Prompt »
Would you write out the listing verbatim and skip every picture in it?

[Entries with figure data]

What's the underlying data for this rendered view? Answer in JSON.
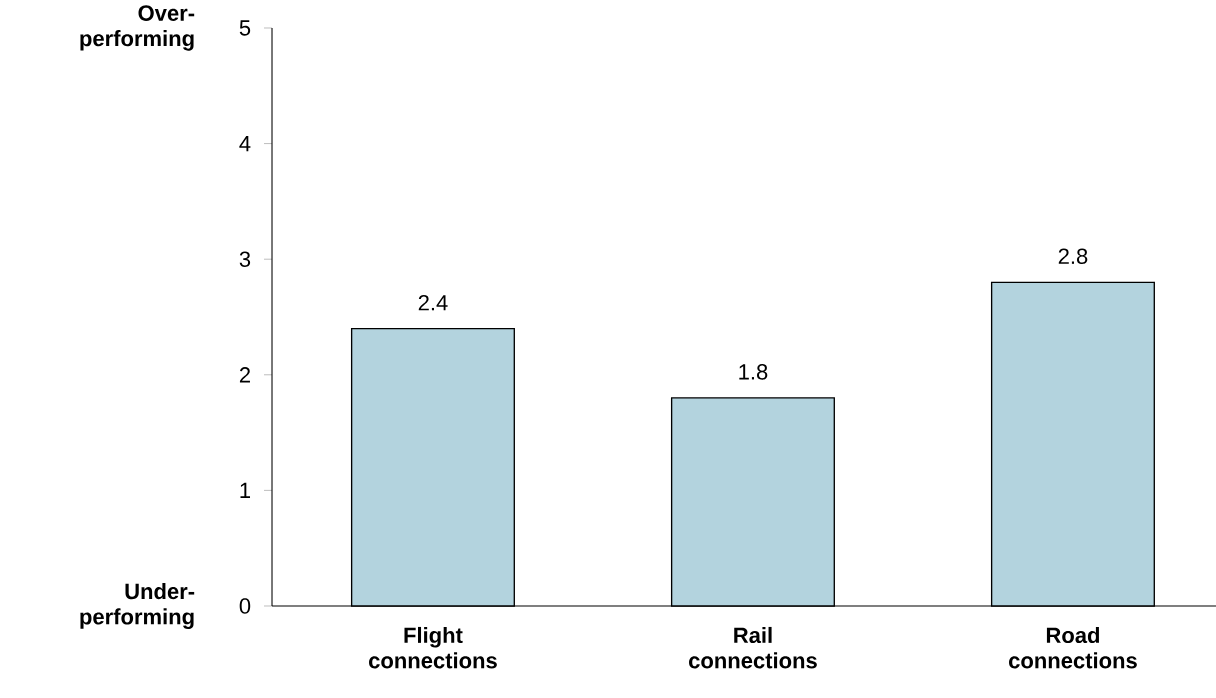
{
  "chart_data": {
    "type": "bar",
    "categories": [
      "Flight connections",
      "Rail connections",
      "Road connections"
    ],
    "values": [
      2.4,
      1.8,
      2.8
    ],
    "color": "#b3d3de",
    "ylim": [
      0,
      5
    ],
    "yticks": [
      0,
      1,
      2,
      3,
      4,
      5
    ],
    "data_labels": true,
    "grid": false,
    "annotations": [
      "Over-performing",
      "Under-performing"
    ]
  }
}
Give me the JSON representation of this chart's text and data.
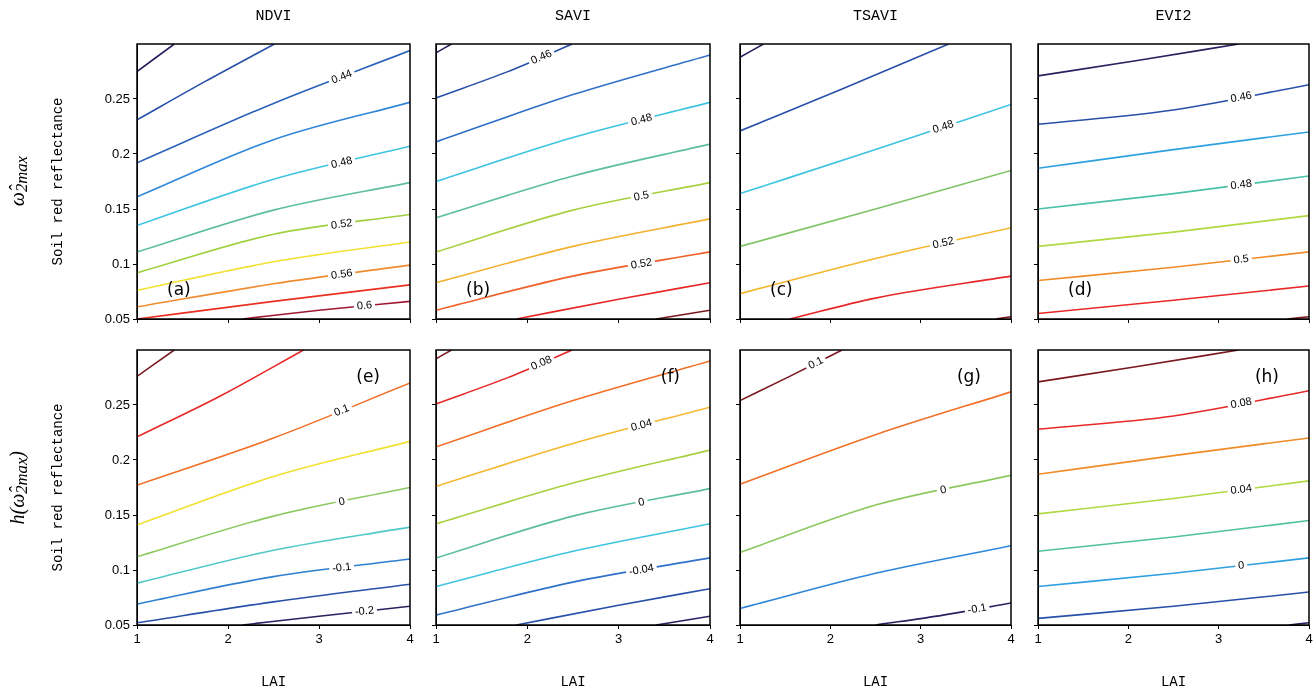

Finished answer »
What's the underlying data for this rendered view? Answer in JSON.
{
  "chart_data": {
    "type": "bar",
    "categories": [
      "Flight connections",
      "Rail connections",
      "Road connections"
    ],
    "values": [
      2.4,
      1.8,
      2.8
    ],
    "color": "#b3d3de",
    "ylim": [
      0,
      5
    ],
    "yticks": [
      0,
      1,
      2,
      3,
      4,
      5
    ],
    "data_labels": true,
    "grid": false,
    "annotations": [
      "Over-performing",
      "Under-performing"
    ]
  }
}
Give me the JSON representation of this chart's text and data.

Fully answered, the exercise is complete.